[WORK TO COMPLETE]:
Reproduce each of the following lines verbatim, with nothing added, removed, or reordered.

[DATASET]:
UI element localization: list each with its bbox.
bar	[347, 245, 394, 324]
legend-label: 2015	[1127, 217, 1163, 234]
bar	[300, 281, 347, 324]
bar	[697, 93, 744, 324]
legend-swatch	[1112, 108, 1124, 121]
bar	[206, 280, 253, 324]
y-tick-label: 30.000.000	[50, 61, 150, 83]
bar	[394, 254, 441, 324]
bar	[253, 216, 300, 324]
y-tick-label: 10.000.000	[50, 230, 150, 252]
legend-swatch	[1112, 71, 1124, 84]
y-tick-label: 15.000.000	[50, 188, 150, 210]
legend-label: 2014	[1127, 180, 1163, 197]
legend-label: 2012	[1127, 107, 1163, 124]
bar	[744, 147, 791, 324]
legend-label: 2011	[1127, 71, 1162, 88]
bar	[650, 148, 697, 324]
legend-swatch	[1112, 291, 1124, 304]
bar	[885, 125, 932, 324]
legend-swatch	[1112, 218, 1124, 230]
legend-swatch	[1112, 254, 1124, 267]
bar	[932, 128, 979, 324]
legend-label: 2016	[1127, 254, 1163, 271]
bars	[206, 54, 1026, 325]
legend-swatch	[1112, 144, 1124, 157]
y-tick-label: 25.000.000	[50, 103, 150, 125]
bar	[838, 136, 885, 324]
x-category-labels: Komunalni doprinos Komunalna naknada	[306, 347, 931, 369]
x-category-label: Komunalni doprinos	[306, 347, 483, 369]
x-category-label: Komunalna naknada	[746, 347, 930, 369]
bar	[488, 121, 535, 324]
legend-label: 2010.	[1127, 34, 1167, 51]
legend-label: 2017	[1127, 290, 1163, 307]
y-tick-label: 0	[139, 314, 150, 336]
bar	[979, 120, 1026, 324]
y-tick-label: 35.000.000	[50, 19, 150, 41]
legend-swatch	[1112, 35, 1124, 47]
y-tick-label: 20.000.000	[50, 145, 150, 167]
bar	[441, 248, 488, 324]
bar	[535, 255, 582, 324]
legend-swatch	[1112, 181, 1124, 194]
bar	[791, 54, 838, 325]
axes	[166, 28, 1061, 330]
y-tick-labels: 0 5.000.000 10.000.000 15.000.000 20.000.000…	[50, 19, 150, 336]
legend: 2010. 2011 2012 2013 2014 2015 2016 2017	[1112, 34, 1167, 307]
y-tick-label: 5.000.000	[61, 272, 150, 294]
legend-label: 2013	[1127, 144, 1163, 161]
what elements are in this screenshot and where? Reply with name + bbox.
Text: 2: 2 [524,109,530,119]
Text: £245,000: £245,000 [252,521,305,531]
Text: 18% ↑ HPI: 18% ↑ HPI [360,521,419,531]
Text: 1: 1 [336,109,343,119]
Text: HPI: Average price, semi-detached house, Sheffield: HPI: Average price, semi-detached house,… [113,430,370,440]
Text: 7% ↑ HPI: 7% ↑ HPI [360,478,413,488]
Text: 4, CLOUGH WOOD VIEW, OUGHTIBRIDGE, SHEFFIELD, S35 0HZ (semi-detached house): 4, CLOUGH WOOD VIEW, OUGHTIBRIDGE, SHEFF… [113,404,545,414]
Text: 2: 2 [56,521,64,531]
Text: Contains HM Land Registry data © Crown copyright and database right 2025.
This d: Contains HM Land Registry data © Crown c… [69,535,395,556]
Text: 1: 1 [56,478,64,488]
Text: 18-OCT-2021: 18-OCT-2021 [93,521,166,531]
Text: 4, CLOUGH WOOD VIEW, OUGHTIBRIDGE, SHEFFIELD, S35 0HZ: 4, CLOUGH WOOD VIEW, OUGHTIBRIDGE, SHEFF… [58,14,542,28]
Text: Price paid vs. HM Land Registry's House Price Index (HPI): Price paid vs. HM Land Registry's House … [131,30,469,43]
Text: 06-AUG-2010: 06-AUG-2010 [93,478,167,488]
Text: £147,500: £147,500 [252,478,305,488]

[OUTPUT]:
UI element localization: list each with its bbox.
bar	[347, 245, 394, 324]
legend-label: 2015	[1127, 217, 1163, 234]
bar	[300, 281, 347, 324]
bar	[697, 93, 744, 324]
legend-swatch	[1112, 108, 1124, 121]
bar	[206, 280, 253, 324]
y-tick-label: 30.000.000	[50, 61, 150, 83]
bar	[394, 254, 441, 324]
bar	[253, 216, 300, 324]
y-tick-label: 10.000.000	[50, 230, 150, 252]
legend-swatch	[1112, 71, 1124, 84]
y-tick-label: 15.000.000	[50, 188, 150, 210]
legend-label: 2014	[1127, 180, 1163, 197]
legend-label: 2012	[1127, 107, 1163, 124]
bar	[744, 147, 791, 324]
legend-label: 2011	[1127, 71, 1162, 88]
bar	[650, 148, 697, 324]
legend-swatch	[1112, 291, 1124, 304]
bar	[885, 125, 932, 324]
legend-swatch	[1112, 218, 1124, 230]
legend-swatch	[1112, 254, 1124, 267]
bar	[932, 128, 979, 324]
legend-label: 2016	[1127, 254, 1163, 271]
bars	[206, 54, 1026, 325]
legend-swatch	[1112, 144, 1124, 157]
y-tick-label: 25.000.000	[50, 103, 150, 125]
bar	[838, 136, 885, 324]
x-category-labels: Komunalni doprinos Komunalna naknada	[306, 347, 931, 369]
x-category-label: Komunalni doprinos	[306, 347, 483, 369]
x-category-label: Komunalna naknada	[746, 347, 930, 369]
bar	[488, 121, 535, 324]
legend-label: 2010.	[1127, 34, 1167, 51]
legend-label: 2017	[1127, 290, 1163, 307]
y-tick-label: 0	[139, 314, 150, 336]
bar	[979, 120, 1026, 324]
y-tick-label: 35.000.000	[50, 19, 150, 41]
legend-swatch	[1112, 35, 1124, 47]
y-tick-label: 20.000.000	[50, 145, 150, 167]
bar	[441, 248, 488, 324]
bar	[535, 255, 582, 324]
legend-swatch	[1112, 181, 1124, 194]
bar	[791, 54, 838, 325]
axes	[166, 28, 1061, 330]
y-tick-labels: 0 5.000.000 10.000.000 15.000.000 20.000.000…	[50, 19, 150, 336]
legend: 2010. 2011 2012 2013 2014 2015 2016 2017	[1112, 34, 1167, 307]
y-tick-label: 5.000.000	[61, 272, 150, 294]
legend-label: 2013	[1127, 144, 1163, 161]
what elements are in this screenshot and where? Reply with name + bbox.
Text: 2: 2 [524,109,530,119]
Text: £245,000: £245,000 [252,521,305,531]
Text: 18% ↑ HPI: 18% ↑ HPI [360,521,419,531]
Text: 1: 1 [336,109,343,119]
Text: HPI: Average price, semi-detached house, Sheffield: HPI: Average price, semi-detached house,… [113,430,370,440]
Text: 7% ↑ HPI: 7% ↑ HPI [360,478,413,488]
Text: 4, CLOUGH WOOD VIEW, OUGHTIBRIDGE, SHEFFIELD, S35 0HZ (semi-detached house): 4, CLOUGH WOOD VIEW, OUGHTIBRIDGE, SHEFF… [113,404,545,414]
Text: 2: 2 [56,521,64,531]
Text: Contains HM Land Registry data © Crown copyright and database right 2025.
This d: Contains HM Land Registry data © Crown c… [69,535,395,556]
Text: 1: 1 [56,478,64,488]
Text: 18-OCT-2021: 18-OCT-2021 [93,521,166,531]
Text: 4, CLOUGH WOOD VIEW, OUGHTIBRIDGE, SHEFFIELD, S35 0HZ: 4, CLOUGH WOOD VIEW, OUGHTIBRIDGE, SHEFF… [58,14,542,28]
Text: Price paid vs. HM Land Registry's House Price Index (HPI): Price paid vs. HM Land Registry's House … [131,30,469,43]
Text: 06-AUG-2010: 06-AUG-2010 [93,478,167,488]
Text: £147,500: £147,500 [252,478,305,488]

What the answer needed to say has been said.